BEGIN Dataset

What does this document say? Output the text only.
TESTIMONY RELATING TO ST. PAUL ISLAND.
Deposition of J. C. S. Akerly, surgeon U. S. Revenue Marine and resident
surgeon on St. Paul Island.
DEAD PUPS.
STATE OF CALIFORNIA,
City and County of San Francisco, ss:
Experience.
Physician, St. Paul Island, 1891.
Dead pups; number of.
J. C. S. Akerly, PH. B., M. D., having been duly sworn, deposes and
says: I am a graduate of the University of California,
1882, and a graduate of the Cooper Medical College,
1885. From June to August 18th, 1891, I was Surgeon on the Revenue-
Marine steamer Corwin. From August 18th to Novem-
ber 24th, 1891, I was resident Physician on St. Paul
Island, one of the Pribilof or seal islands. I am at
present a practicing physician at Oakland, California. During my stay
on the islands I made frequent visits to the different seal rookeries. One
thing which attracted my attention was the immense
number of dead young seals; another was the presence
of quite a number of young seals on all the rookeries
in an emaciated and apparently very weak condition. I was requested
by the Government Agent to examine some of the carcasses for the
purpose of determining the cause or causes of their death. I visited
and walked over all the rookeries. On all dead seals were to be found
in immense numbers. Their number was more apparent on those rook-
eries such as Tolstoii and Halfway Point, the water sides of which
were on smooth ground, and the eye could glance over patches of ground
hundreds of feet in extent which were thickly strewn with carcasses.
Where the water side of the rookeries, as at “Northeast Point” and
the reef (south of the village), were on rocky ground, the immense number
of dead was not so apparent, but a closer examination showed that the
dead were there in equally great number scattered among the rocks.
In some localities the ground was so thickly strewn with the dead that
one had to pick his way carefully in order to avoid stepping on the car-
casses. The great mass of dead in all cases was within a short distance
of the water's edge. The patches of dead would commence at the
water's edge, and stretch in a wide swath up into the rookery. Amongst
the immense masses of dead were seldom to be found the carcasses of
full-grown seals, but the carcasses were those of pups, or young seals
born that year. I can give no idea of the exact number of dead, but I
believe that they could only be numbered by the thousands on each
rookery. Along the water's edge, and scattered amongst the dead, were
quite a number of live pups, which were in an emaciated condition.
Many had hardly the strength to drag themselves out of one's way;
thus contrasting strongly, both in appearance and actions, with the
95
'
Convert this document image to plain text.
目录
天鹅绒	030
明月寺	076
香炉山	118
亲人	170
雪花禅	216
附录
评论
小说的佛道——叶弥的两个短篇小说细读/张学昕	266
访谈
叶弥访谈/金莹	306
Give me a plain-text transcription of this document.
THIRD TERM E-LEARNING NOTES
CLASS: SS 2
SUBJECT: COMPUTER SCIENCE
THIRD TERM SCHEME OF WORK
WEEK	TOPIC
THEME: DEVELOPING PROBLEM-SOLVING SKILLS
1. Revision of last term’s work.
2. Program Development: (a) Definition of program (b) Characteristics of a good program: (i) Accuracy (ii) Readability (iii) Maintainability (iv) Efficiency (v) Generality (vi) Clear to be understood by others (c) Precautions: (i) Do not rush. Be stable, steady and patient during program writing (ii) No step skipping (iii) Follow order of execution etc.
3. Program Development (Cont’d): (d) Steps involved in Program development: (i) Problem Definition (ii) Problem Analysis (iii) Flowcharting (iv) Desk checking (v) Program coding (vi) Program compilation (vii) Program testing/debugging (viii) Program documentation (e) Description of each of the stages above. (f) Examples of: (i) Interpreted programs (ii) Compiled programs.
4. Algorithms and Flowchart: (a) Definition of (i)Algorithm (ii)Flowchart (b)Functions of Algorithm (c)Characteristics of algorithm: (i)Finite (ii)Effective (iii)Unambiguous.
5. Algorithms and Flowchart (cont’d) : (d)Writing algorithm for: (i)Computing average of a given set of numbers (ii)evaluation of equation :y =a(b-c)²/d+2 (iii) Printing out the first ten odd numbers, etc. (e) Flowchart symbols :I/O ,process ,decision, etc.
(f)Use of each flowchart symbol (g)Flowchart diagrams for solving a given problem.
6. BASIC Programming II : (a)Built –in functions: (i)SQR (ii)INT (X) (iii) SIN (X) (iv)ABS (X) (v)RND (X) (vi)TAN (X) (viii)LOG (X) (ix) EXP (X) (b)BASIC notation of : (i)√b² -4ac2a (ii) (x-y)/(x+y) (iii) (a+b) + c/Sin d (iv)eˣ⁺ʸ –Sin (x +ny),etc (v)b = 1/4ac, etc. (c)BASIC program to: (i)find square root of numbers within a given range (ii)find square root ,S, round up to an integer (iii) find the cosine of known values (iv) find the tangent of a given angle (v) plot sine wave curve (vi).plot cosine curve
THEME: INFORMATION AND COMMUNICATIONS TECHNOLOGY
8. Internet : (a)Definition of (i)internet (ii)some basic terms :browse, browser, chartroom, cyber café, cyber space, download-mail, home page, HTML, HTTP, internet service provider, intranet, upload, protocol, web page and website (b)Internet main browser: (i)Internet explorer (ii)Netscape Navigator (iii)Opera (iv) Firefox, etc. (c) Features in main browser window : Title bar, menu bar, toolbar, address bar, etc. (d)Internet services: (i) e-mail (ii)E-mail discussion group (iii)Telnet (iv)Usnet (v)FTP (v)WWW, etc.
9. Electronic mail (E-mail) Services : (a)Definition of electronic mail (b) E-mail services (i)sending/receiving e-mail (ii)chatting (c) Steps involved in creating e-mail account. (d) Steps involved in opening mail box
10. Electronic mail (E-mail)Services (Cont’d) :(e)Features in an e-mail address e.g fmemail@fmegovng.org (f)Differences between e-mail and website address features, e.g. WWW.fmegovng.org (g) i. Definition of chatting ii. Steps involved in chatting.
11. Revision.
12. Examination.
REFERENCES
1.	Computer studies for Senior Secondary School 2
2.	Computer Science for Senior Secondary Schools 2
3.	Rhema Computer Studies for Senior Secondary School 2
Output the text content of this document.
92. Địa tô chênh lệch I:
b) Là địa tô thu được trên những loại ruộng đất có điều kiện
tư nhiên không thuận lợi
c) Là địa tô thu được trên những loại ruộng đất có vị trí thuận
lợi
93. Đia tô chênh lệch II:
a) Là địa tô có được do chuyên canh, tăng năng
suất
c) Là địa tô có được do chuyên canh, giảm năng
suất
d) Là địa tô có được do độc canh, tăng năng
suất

END Dataset

» **Work to do**
Gather from the records above every line containing the string "plain".

» **Exercise solution**
Convert this document image to plain text.
Give me a plain-text transcription of this document.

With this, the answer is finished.